[Extracted data entries]

======

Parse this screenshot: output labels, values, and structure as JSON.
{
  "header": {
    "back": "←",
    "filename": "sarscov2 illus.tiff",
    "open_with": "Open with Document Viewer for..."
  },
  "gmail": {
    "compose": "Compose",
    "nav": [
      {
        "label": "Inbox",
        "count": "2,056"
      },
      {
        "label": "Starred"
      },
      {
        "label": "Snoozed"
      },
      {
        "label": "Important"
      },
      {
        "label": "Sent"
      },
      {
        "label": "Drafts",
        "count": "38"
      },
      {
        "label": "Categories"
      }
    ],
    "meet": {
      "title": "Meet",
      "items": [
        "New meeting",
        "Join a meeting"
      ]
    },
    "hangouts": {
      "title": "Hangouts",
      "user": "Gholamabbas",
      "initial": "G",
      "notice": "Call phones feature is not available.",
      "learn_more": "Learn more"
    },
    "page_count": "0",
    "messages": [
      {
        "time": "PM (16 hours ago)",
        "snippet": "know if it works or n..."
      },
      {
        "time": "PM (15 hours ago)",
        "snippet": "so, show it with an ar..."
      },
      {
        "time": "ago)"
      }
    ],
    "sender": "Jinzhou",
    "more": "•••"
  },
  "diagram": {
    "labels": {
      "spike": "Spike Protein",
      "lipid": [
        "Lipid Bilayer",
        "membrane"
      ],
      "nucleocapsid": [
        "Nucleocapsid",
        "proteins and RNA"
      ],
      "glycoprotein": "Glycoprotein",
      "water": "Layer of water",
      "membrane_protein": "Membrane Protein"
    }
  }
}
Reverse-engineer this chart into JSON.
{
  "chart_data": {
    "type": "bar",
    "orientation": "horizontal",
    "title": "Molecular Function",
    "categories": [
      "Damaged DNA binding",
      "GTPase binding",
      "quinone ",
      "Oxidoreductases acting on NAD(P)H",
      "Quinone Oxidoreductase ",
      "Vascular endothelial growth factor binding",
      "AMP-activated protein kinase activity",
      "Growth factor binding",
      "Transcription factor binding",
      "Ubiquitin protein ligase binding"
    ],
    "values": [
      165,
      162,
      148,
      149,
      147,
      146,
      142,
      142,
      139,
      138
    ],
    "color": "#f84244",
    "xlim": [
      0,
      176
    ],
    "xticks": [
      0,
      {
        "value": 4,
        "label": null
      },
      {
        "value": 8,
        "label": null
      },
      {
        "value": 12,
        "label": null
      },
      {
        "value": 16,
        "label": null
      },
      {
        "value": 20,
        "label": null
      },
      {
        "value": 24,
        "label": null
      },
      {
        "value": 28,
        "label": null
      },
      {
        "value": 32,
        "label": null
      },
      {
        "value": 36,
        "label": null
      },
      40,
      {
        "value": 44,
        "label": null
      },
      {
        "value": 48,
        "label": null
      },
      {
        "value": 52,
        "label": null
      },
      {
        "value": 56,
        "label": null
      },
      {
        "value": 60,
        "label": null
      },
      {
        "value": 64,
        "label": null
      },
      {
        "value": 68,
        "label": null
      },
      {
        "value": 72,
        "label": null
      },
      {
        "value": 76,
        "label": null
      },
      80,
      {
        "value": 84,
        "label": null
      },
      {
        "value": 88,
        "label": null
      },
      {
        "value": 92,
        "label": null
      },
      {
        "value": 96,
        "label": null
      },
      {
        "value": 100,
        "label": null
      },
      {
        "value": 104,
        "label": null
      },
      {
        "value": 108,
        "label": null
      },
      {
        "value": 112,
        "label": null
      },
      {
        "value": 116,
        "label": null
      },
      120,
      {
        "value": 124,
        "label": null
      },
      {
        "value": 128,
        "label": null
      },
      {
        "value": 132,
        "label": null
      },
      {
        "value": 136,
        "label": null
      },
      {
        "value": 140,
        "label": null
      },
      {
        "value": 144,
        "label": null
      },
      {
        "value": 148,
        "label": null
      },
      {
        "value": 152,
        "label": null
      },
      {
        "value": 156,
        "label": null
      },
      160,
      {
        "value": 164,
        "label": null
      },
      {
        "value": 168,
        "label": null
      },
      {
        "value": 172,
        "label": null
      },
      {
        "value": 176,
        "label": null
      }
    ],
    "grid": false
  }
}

======

### TRY IT
Could you output every entry above exactly as it stands?

### WRITTEN ANSWER
Parse this screenshot: output labels, values, and structure as JSON.
{
  "header": {
    "back": "←",
    "filename": "sarscov2 illus.tiff",
    "open_with": "Open with Document Viewer for..."
  },
  "gmail": {
    "compose": "Compose",
    "nav": [
      {
        "label": "Inbox",
        "count": "2,056"
      },
      {
        "label": "Starred"
      },
      {
        "label": "Snoozed"
      },
      {
        "label": "Important"
      },
      {
        "label": "Sent"
      },
      {
        "label": "Drafts",
        "count": "38"
      },
      {
        "label": "Categories"
      }
    ],
    "meet": {
      "title": "Meet",
      "items": [
        "New meeting",
        "Join a meeting"
      ]
    },
    "hangouts": {
      "title": "Hangouts",
      "user": "Gholamabbas",
      "initial": "G",
      "notice": "Call phones feature is not available.",
      "learn_more": "Learn more"
    },
    "page_count": "0",
    "messages": [
      {
        "time": "PM (16 hours ago)",
        "snippet": "know if it works or n..."
      },
      {
        "time": "PM (15 hours ago)",
        "snippet": "so, show it with an ar..."
      },
      {
        "time": "ago)"
      }
    ],
    "sender": "Jinzhou",
    "more": "•••"
  },
  "diagram": {
    "labels": {
      "spike": "Spike Protein",
      "lipid": [
        "Lipid Bilayer",
        "membrane"
      ],
      "nucleocapsid": [
        "Nucleocapsid",
        "proteins and RNA"
      ],
      "glycoprotein": "Glycoprotein",
      "water": "Layer of water",
      "membrane_protein": "Membrane Protein"
    }
  }
}
Reverse-engineer this chart into JSON.
{
  "chart_data": {
    "type": "bar",
    "orientation": "horizontal",
    "title": "Molecular Function",
    "categories": [
      "Damaged DNA binding",
      "GTPase binding",
      "quinone ",
      "Oxidoreductases acting on NAD(P)H",
      "Quinone Oxidoreductase ",
      "Vascular endothelial growth factor binding",
      "AMP-activated protein kinase activity",
      "Growth factor binding",
      "Transcription factor binding",
      "Ubiquitin protein ligase binding"
    ],
    "values": [
      165,
      162,
      148,
      149,
      147,
      146,
      142,
      142,
      139,
      138
    ],
    "color": "#f84244",
    "xlim": [
      0,
      176
    ],
    "xticks": [
      0,
      {
        "value": 4,
        "label": null
      },
      {
        "value": 8,
        "label": null
      },
      {
        "value": 12,
        "label": null
      },
      {
        "value": 16,
        "label": null
      },
      {
        "value": 20,
        "label": null
      },
      {
        "value": 24,
        "label": null
      },
      {
        "value": 28,
        "label": null
      },
      {
        "value": 32,
        "label": null
      },
      {
        "value": 36,
        "label": null
      },
      40,
      {
        "value": 44,
        "label": null
      },
      {
        "value": 48,
        "label": null
      },
      {
        "value": 52,
        "label": null
      },
      {
        "value": 56,
        "label": null
      },
      {
        "value": 60,
        "label": null
      },
      {
        "value": 64,
        "label": null
      },
      {
        "value": 68,
        "label": null
      },
      {
        "value": 72,
        "label": null
      },
      {
        "value": 76,
        "label": null
      },
      80,
      {
        "value": 84,
        "label": null
      },
      {
        "value": 88,
        "label": null
      },
      {
        "value": 92,
        "label": null
      },
      {
        "value": 96,
        "label": null
      },
      {
        "value": 100,
        "label": null
      },
      {
        "value": 104,
        "label": null
      },
      {
        "value": 108,
        "label": null
      },
      {
        "value": 112,
        "label": null
      },
      {
        "value": 116,
        "label": null
      },
      120,
      {
        "value": 124,
        "label": null
      },
      {
        "value": 128,
        "label": null
      },
      {
        "value": 132,
        "label": null
      },
      {
        "value": 136,
        "label": null
      },
      {
        "value": 140,
        "label": null
      },
      {
        "value": 144,
        "label": null
      },
      {
        "value": 148,
        "label": null
      },
      {
        "value": 152,
        "label": null
      },
      {
        "value": 156,
        "label": null
      },
      160,
      {
        "value": 164,
        "label": null
      },
      {
        "value": 168,
        "label": null
      },
      {
        "value": 172,
        "label": null
      },
      {
        "value": 176,
        "label": null
      }
    ],
    "grid": false
  }
}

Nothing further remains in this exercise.